> [Direction]: Each line of the listing that contains the word "were" is to be copied.

━━━━━━━━━━━━━━━━━━━━━━━━━━━━━━

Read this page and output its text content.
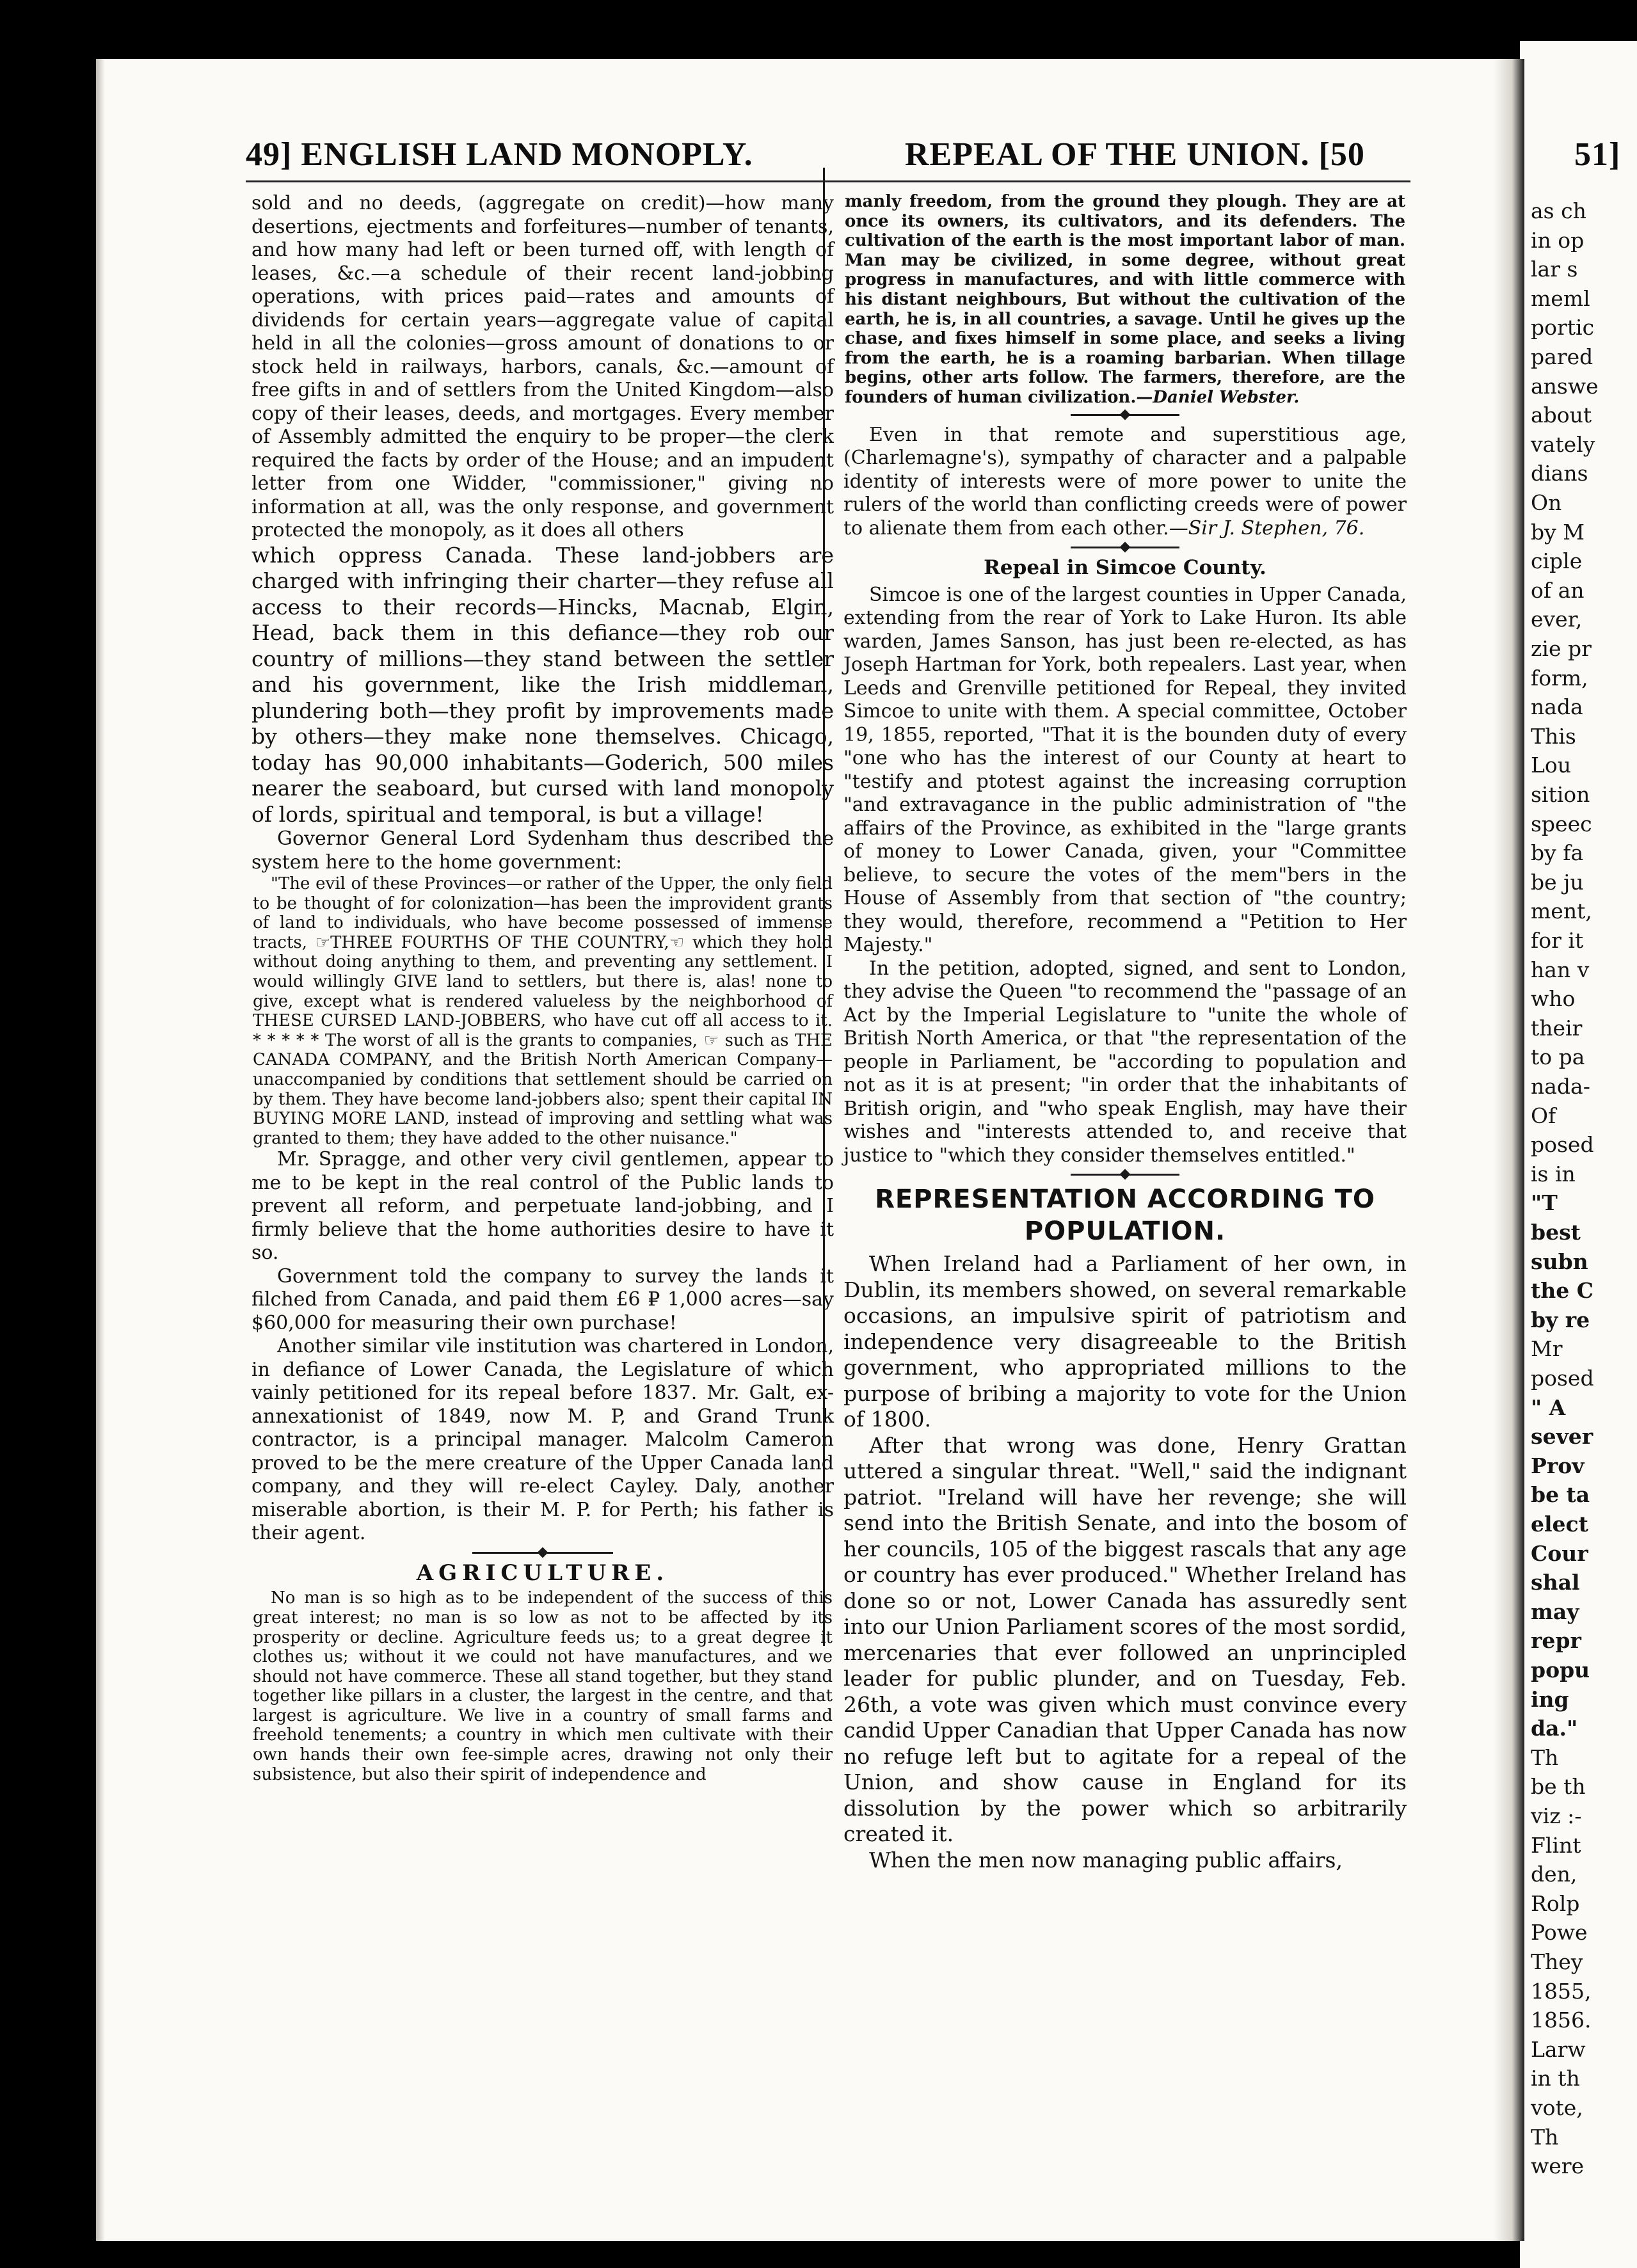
49] ENGLISH LAND MONOPLY.	REPEAL OF THE UNION. [50	51]

sold and no deeds, (aggregate on credit)—how many desertions, ejectments and forfeitures—number of tenants, and how many had left or been turned off, with length of leases, &c.—a schedule of their recent land-jobbing operations, with prices paid—rates and amounts of dividends for certain years—aggregate value of capital held in all the colonies—gross amount of donations to or stock held in railways, harbors, canals, &c.—amount of free gifts in and of settlers from the United Kingdom—also copy of their leases, deeds, and mortgages. Every member of Assembly admitted the enquiry to be proper—the clerk required the facts by order of the House; and an impudent letter from one Widder, "commissioner," giving no information at all, was the only response, and government protected the monopoly, as it does all others

which oppress Canada. These land-jobbers are charged with infringing their charter—they refuse all access to their records—Hincks, Macnab, Elgin, Head, back them in this defiance—they rob our country of millions—they stand between the settler and his government, like the Irish middleman, plundering both—they profit by improvements made by others—they make none themselves. Chicago, today has 90,000 inhabitants—Goderich, 500 miles nearer the seaboard, but cursed with land monopoly of lords, spiritual and temporal, is but a village!

Governor General Lord Sydenham thus described the system here to the home government:

"The evil of these Provinces—or rather of the Upper, the only field to be thought of for colonization—has been the improvident grants of land to individuals, who have become possessed of immense tracts, ☞THREE FOURTHS OF THE COUNTRY,☜ which they hold without doing anything to them, and preventing any settlement. I would willingly GIVE land to settlers, but there is, alas! none to give, except what is rendered valueless by the neighborhood of THESE CURSED LAND-JOBBERS, who have cut off all access to it. * * * * * The worst of all is the grants to companies, ☞ such as THE CANADA COMPANY, and the British North American Company—unaccompanied by conditions that settlement should be carried on by them. They have become land-jobbers also; spent their capital IN BUYING MORE LAND, instead of improving and settling what was granted to them; they have added to the other nuisance."

Mr. Spragge, and other very civil gentlemen, appear to me to be kept in the real control of the Public lands to prevent all reform, and perpetuate land-jobbing, and I firmly believe that the home authorities desire to have it so.

Government told the company to survey the lands it filched from Canada, and paid them £6 ₽ 1,000 acres—say $60,000 for measuring their own purchase!

Another similar vile institution was chartered in London, in defiance of Lower Canada, the Legislature of which vainly petitioned for its repeal before 1837. Mr. Galt, ex-annexationist of 1849, now M. P, and Grand Trunk contractor, is a principal manager. Malcolm Cameron proved to be the mere creature of the Upper Canada land company, and they will re-elect Cayley. Daly, another miserable abortion, is their M. P. for Perth; his father is their agent.

AGRICULTURE.

No man is so high as to be independent of the success of this great interest; no man is so low as not to be affected by its prosperity or decline. Agriculture feeds us; to a great degree it clothes us; without it we could not have manufactures, and we should not have commerce. These all stand together, but they stand together like pillars in a cluster, the largest in the centre, and that largest is agriculture. We live in a country of small farms and freehold tenements; a country in which men cultivate with their own hands their own fee-simple acres, drawing not only their subsistence, but also their spirit of independence and

manly freedom, from the ground they plough. They are at once its owners, its cultivators, and its defenders. The cultivation of the earth is the most important labor of man. Man may be civilized, in some degree, without great progress in manufactures, and with little commerce with his distant neighbours, But without the cultivation of the earth, he is, in all countries, a savage. Until he gives up the chase, and fixes himself in some place, and seeks a living from the earth, he is a roaming barbarian. When tillage begins, other arts follow. The farmers, therefore, are the founders of human civilization.—Daniel Webster.

Even in that remote and superstitious age, (Charlemagne's), sympathy of character and a palpable identity of interests were of more power to unite the rulers of the world than conflicting creeds were of power to alienate them from each other.—Sir J. Stephen, 76.

Repeal in Simcoe County.

Simcoe is one of the largest counties in Upper Canada, extending from the rear of York to Lake Huron. Its able warden, James Sanson, has just been re-elected, as has Joseph Hartman for York, both repealers. Last year, when Leeds and Grenville petitioned for Repeal, they invited Simcoe to unite with them. A special committee, October 19, 1855, reported, "That it is the bounden duty of every "one who has the interest of our County at heart to "testify and ptotest against the increasing corruption "and extravagance in the public administration of "the affairs of the Province, as exhibited in the "large grants of money to Lower Canada, given, your "Committee believe, to secure the votes of the mem"bers in the House of Assembly from that section of "the country; they would, therefore, recommend a "Petition to Her Majesty."

In the petition, adopted, signed, and sent to London, they advise the Queen "to recommend the "passage of an Act by the Imperial Legislature to "unite the whole of British North America, or that "the representation of the people in Parliament, be "according to population and not as it is at present; "in order that the inhabitants of British origin, and "who speak English, may have their wishes and "interests attended to, and receive that justice to "which they consider themselves entitled."

REPRESENTATION ACCORDING TO POPULATION.

When Ireland had a Parliament of her own, in Dublin, its members showed, on several remarkable occasions, an impulsive spirit of patriotism and independence very disagreeable to the British government, who appropriated millions to the purpose of bribing a majority to vote for the Union of 1800.

After that wrong was done, Henry Grattan uttered a singular threat. "Well," said the indignant patriot. "Ireland will have her revenge; she will send into the British Senate, and into the bosom of her councils, 105 of the biggest rascals that any age or country has ever produced." Whether Ireland has done so or not, Lower Canada has assuredly sent into our Union Parliament scores of the most sordid, mercenaries that ever followed an unprincipled leader for public plunder, and on Tuesday, Feb. 26th, a vote was given which must convince every candid Upper Canadian that Upper Canada has now no refuge left but to agitate for a repeal of the Union, and show cause in England for its dissolution by the power which so arbitrarily created it.

When the men now managing public affairs,

as ch
in op
lar s
meml
portic
pared
answe
about
vately
dians
On
by M
ciple
of an
ever,
zie pr
form,
nada
This
Lou
sition
speec
by fa
be ju
ment,
for it
han v
who
their
to pa
nada-
Of
posed
is in
"T
best
subn
the C
by re
Mr
posed
" A
sever
Prov
be ta
elect
Cour
shal
may
repr
popu
ing
da."
Th
be th
viz :-
Flint
den,
Rolp
Powe
They
1855,
1856.
Larw
in th
vote,
Th
were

━━━━━━━━━━━━━━━━━━━━━━━━━━━━━━

> [Response to the exercise]:
Even in that remote and superstitious age, (Charlemagne's), sympathy of character and a palpable identity of interests were of more power to unite the rulers of the world than conflicting creeds were of power to alienate them from each other.—Sir J. Stephen, 76.
were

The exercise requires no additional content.